Data to examine START

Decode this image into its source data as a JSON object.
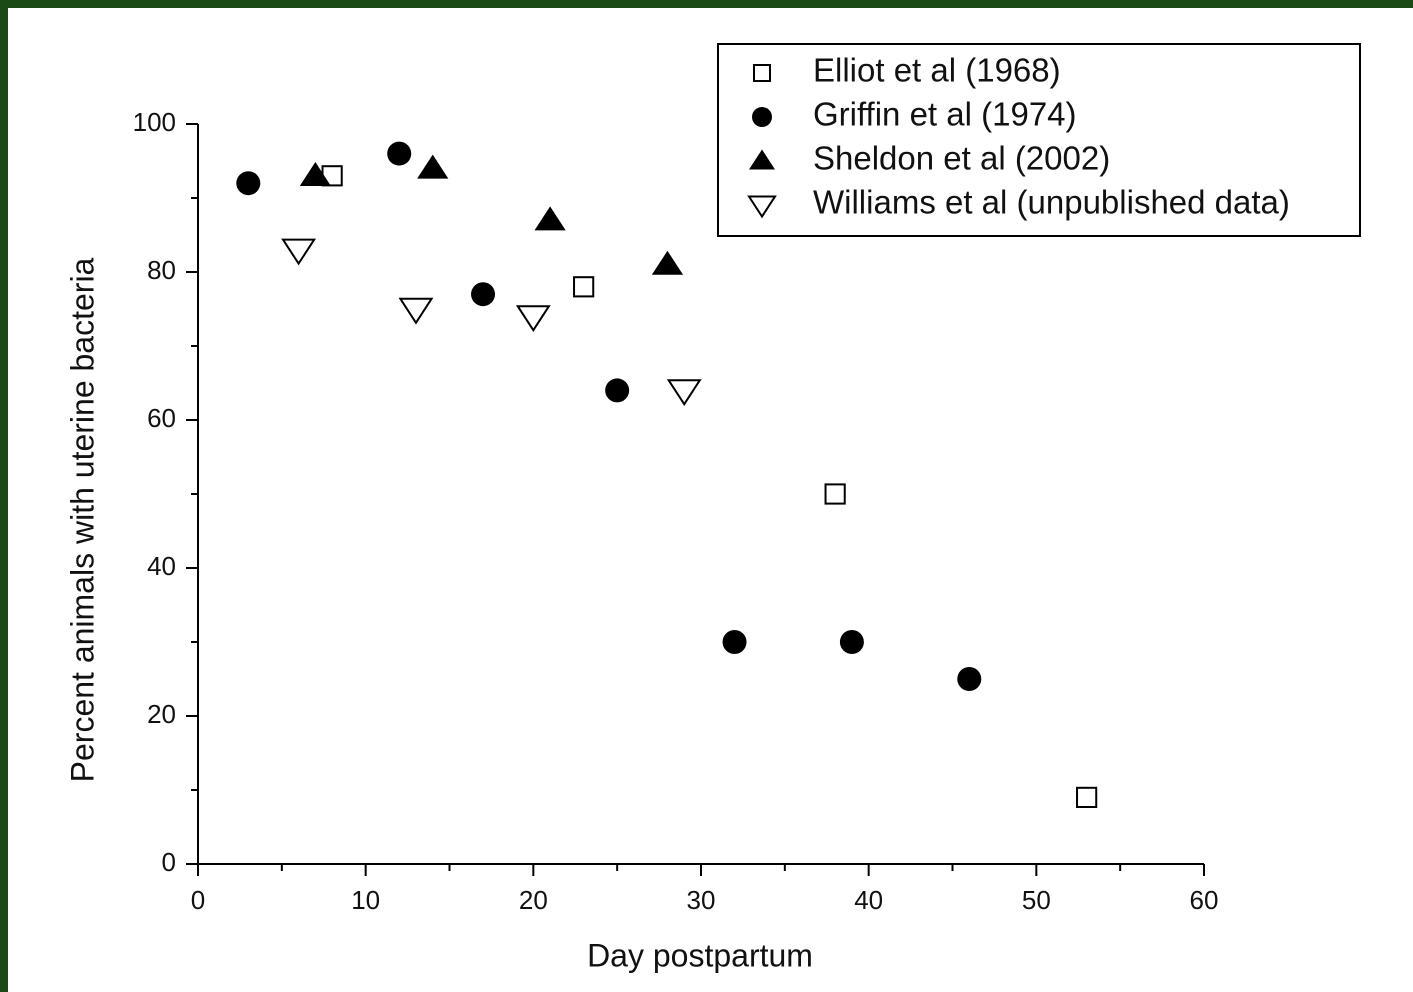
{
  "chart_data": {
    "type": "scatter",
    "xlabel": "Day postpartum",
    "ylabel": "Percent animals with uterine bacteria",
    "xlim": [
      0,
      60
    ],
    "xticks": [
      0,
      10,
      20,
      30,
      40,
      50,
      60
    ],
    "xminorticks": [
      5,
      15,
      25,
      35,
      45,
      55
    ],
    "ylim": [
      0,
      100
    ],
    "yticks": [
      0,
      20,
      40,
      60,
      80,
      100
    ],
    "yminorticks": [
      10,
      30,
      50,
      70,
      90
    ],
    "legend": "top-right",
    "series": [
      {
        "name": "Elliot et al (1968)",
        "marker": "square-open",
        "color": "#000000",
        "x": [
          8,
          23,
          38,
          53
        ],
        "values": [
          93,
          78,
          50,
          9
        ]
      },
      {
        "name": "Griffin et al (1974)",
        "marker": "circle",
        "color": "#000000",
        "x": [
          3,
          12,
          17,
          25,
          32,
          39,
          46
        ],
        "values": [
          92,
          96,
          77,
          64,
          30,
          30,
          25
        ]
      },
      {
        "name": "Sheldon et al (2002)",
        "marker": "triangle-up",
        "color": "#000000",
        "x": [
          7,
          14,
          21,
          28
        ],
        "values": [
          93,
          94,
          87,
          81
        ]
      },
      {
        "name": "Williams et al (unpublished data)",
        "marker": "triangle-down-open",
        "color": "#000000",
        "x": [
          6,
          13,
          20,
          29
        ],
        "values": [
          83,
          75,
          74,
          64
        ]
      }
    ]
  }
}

Data to examine END
Data to examine START

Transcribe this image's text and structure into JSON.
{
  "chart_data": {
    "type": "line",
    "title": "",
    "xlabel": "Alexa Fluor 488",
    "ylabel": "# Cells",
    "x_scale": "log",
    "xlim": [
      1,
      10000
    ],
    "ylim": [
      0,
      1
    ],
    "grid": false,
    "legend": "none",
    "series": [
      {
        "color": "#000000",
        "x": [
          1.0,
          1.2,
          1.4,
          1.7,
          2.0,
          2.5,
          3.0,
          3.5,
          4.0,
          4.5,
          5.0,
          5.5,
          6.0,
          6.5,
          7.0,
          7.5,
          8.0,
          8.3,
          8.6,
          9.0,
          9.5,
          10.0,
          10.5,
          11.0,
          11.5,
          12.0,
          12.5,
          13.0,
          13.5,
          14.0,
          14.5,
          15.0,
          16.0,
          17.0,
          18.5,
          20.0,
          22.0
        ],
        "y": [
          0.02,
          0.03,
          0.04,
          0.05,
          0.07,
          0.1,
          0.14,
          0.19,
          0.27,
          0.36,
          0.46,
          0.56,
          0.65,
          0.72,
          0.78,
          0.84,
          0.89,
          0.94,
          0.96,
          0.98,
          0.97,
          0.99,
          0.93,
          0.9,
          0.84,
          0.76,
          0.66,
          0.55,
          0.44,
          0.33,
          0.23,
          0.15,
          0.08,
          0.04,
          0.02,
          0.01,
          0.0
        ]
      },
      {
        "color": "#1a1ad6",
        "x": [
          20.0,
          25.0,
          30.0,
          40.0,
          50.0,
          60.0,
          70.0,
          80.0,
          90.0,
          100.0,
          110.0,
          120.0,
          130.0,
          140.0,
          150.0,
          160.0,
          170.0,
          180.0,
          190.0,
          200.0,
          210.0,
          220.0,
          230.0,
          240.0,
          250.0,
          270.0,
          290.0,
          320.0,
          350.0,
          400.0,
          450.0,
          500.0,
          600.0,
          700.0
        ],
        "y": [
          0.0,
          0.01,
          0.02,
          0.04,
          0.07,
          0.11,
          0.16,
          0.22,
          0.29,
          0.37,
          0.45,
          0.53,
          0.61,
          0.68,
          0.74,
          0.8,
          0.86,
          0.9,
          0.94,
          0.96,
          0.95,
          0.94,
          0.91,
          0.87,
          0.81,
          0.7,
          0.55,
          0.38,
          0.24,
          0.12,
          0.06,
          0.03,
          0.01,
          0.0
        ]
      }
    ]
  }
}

Data to examine END
Data to examine START

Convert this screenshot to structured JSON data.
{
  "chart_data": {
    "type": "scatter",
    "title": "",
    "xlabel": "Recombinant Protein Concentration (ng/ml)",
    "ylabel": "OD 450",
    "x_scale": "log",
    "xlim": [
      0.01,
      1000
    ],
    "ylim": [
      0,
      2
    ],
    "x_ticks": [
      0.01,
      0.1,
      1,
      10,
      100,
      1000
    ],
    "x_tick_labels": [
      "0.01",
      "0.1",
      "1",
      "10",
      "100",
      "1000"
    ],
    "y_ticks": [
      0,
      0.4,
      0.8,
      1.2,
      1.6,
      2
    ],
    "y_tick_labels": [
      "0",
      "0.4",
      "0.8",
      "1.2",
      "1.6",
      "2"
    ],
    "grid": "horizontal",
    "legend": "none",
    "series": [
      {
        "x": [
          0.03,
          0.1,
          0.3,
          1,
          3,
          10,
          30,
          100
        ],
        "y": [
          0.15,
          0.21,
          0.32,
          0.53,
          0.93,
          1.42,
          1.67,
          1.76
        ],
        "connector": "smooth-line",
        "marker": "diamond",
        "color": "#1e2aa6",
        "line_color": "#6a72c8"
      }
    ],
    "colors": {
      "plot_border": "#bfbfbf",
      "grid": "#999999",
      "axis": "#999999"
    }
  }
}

Data to examine END

All lines with the word "JSON" need to be copied from the data above.

Decode this image into its source data as a JSON object.
Transcribe this image's text and structure into JSON.
Convert this screenshot to structured JSON data.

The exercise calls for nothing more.